OBJECTIVE: Pull each line holding "title" out of the entries below.

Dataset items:
◇ ◇ ◇ ◇

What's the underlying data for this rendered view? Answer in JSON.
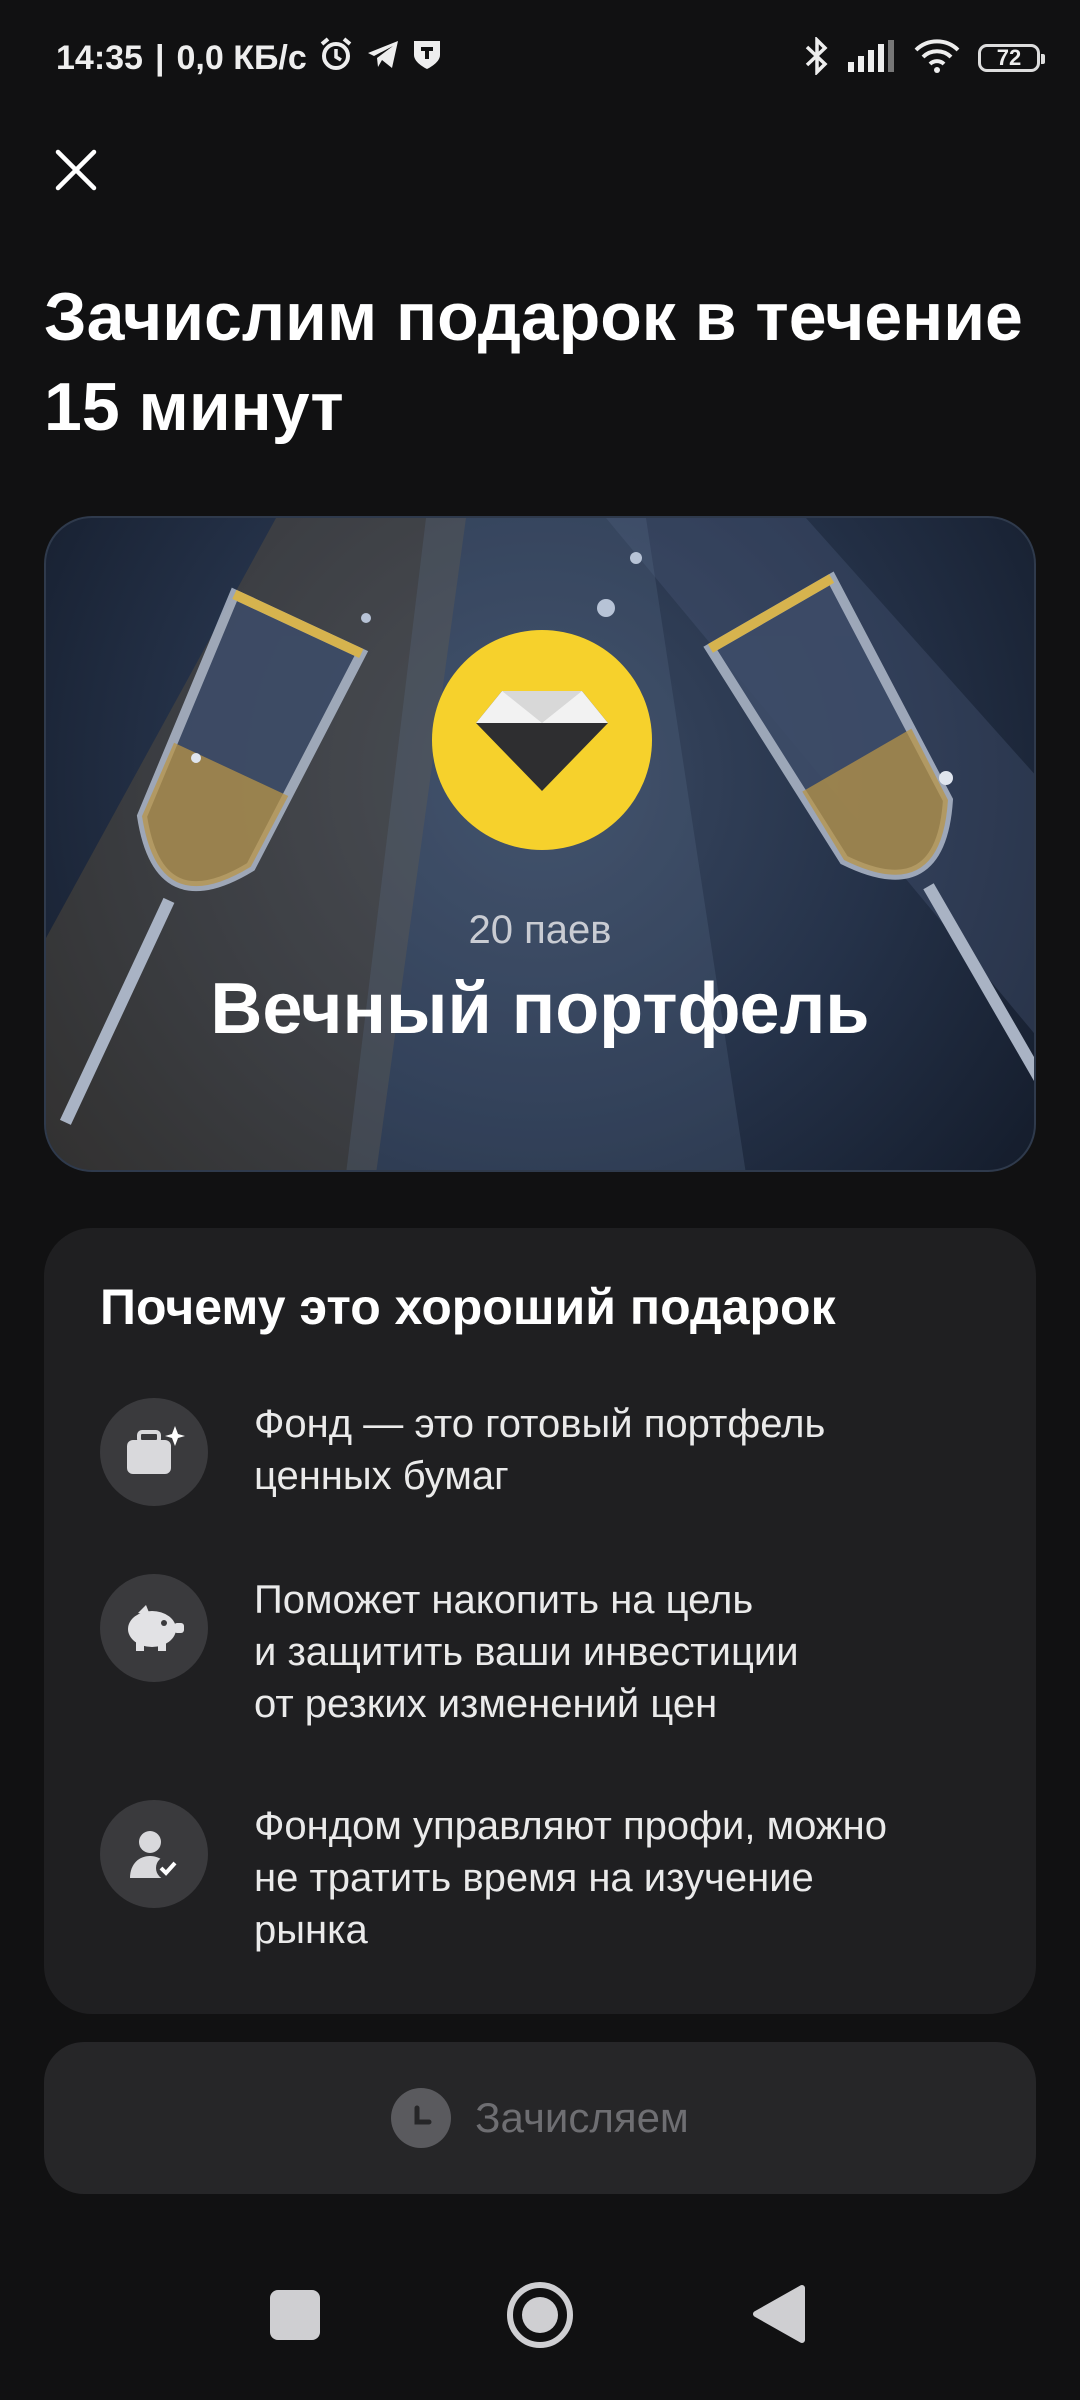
{
  "status_bar": {
    "time": "14:35",
    "separator": "|",
    "speed": "0,0 КБ/с",
    "battery": "72",
    "icons": [
      "alarm-icon",
      "telegram-icon",
      "vpn-shield-icon",
      "bluetooth-icon",
      "signal-icon",
      "wifi-icon",
      "battery-icon"
    ]
  },
  "header": {
    "title": "Зачислим подарок в течение 15 минут"
  },
  "banner": {
    "units": "20 паев",
    "fund_name": "Вечный портфель",
    "accent_color": "#f6d12c"
  },
  "reasons": {
    "title": "Почему это хороший подарок",
    "items": [
      {
        "icon": "briefcase-sparkle-icon",
        "text": "Фонд — это готовый портфель\nценных бумаг"
      },
      {
        "icon": "piggy-bank-icon",
        "text": "Поможет накопить на цель\nи защитить ваши инвестиции\nот резких изменений цен"
      },
      {
        "icon": "manager-check-icon",
        "text": "Фондом управляют профи, можно\nне тратить время на изучение\nрынка"
      }
    ]
  },
  "action": {
    "label": "Зачисляем",
    "icon": "clock-icon"
  },
  "nav": {
    "icons": [
      "recents-icon",
      "home-icon",
      "back-icon"
    ]
  }
}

◇ ◇ ◇ ◇

WRITTEN REPLY:
    "title": "Зачислим подарок в течение 15 минут"
    "title": "Почему это хороший подарок",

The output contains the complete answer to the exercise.